■ Figure content listings
-*-

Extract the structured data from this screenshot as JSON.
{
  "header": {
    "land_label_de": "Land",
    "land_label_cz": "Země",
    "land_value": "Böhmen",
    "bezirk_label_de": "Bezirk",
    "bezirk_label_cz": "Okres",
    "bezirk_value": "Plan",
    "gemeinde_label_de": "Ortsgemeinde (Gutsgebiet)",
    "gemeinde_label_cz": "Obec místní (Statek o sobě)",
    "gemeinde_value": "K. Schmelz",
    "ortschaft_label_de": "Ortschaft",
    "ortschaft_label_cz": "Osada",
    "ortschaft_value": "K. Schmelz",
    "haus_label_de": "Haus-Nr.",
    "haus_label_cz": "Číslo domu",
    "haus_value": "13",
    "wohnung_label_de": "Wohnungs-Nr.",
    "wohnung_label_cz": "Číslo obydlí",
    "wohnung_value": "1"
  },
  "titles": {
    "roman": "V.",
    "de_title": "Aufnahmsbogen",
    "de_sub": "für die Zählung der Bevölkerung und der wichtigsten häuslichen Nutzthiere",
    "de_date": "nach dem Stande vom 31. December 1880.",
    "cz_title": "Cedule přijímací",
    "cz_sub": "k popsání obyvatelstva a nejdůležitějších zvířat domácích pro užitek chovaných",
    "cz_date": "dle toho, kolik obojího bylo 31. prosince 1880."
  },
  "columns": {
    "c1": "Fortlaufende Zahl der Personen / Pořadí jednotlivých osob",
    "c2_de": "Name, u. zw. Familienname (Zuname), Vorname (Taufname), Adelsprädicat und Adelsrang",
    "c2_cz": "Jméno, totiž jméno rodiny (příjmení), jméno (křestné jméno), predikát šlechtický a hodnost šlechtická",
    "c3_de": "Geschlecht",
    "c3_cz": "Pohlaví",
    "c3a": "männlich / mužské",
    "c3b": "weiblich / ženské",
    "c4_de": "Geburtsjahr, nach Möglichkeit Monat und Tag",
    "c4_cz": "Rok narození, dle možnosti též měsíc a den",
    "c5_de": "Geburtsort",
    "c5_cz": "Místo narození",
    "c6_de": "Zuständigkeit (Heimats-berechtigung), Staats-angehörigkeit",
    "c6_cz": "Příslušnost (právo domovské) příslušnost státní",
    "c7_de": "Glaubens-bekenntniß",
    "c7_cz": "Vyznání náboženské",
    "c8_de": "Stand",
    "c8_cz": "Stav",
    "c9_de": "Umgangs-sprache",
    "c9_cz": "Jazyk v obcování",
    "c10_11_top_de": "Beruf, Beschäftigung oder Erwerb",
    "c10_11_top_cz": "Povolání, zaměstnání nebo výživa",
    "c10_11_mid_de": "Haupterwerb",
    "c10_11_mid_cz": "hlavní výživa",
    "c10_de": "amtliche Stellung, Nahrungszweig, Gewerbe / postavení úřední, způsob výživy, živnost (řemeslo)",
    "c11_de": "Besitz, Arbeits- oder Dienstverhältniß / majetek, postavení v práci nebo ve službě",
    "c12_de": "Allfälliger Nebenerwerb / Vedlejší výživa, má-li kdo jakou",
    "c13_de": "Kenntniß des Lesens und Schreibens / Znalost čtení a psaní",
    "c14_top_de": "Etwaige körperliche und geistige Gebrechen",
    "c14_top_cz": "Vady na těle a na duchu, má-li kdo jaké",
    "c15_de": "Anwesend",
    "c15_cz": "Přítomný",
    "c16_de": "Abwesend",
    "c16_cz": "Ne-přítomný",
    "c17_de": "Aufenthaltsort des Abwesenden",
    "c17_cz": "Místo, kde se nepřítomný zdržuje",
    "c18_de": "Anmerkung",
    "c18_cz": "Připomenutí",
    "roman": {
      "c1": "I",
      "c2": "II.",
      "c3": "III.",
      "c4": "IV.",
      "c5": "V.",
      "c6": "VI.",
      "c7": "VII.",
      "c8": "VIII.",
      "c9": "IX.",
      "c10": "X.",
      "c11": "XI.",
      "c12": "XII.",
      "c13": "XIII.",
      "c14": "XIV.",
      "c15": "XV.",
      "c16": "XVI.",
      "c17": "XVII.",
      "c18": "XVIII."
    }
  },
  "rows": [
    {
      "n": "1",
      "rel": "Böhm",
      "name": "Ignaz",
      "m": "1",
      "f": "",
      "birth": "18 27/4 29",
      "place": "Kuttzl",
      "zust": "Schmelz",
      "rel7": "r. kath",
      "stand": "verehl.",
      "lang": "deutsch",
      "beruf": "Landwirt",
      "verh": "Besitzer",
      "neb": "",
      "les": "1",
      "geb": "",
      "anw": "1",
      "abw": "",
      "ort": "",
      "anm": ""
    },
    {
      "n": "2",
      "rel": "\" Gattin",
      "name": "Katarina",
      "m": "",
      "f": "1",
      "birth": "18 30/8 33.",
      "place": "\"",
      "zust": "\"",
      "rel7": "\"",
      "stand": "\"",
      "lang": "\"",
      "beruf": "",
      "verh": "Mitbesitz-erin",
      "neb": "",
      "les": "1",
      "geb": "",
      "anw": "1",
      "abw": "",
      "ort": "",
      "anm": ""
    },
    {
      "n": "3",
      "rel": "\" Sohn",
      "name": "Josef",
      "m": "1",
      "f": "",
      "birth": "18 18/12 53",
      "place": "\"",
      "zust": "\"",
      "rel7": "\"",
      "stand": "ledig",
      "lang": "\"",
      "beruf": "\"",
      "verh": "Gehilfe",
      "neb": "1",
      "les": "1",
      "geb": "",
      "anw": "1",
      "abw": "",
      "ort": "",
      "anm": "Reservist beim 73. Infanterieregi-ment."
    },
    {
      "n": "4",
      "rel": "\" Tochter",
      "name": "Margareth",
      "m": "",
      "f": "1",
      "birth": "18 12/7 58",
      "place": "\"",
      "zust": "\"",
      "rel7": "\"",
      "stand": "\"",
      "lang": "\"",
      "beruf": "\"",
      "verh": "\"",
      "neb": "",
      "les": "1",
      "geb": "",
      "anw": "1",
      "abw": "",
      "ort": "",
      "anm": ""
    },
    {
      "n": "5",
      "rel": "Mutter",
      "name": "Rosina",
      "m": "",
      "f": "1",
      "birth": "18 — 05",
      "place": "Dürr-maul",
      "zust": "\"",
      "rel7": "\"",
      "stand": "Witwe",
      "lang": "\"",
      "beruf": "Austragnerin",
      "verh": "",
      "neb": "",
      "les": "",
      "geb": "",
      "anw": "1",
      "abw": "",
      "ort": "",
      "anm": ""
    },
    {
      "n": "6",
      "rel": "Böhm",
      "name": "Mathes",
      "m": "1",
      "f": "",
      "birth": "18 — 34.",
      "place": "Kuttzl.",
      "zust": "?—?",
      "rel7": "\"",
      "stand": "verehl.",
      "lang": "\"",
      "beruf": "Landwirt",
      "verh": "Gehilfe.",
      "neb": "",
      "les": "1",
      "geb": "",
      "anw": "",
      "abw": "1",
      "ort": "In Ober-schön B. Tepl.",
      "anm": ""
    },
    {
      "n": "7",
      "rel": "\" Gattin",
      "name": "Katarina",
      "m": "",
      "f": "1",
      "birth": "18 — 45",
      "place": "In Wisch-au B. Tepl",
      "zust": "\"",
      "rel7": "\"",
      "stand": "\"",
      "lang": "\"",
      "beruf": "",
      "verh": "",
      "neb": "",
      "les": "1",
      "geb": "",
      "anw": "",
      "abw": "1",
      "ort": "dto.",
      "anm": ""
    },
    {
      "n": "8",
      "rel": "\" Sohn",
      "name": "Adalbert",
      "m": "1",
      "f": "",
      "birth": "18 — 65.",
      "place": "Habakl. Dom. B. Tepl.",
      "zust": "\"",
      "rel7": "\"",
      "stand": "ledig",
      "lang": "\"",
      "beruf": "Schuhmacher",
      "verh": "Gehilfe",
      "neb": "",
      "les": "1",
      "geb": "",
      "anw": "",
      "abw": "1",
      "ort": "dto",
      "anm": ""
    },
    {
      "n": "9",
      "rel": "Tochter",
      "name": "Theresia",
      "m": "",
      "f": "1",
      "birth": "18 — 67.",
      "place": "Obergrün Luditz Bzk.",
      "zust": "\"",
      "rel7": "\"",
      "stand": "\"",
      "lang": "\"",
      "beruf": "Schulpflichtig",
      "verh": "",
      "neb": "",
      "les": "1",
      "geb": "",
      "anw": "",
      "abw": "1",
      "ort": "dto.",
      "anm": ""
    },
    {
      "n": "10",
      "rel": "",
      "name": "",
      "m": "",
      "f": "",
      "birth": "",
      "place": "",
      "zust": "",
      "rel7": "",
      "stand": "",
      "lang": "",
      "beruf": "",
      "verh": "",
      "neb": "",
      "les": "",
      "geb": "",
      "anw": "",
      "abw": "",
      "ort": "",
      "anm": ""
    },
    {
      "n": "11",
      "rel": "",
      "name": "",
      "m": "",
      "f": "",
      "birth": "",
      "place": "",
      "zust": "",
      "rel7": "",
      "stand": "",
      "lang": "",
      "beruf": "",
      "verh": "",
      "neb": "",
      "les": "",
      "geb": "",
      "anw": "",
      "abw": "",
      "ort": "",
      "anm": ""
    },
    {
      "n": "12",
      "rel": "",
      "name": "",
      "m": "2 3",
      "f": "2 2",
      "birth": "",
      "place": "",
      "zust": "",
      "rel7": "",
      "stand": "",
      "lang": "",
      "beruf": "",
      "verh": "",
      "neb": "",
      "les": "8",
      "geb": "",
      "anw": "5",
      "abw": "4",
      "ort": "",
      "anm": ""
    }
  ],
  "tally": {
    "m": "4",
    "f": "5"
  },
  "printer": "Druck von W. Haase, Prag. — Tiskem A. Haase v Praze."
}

-*-

Go through the records above and copy every line with the word "výživa".

■ Task result
    "c10_11_top_cz": "Povolání, zaměstnání nebo výživa",
    "c10_11_mid_cz": "hlavní výživa",
    "c12_de": "Allfälliger Nebenerwerb / Vedlejší výživa, má-li kdo jakou",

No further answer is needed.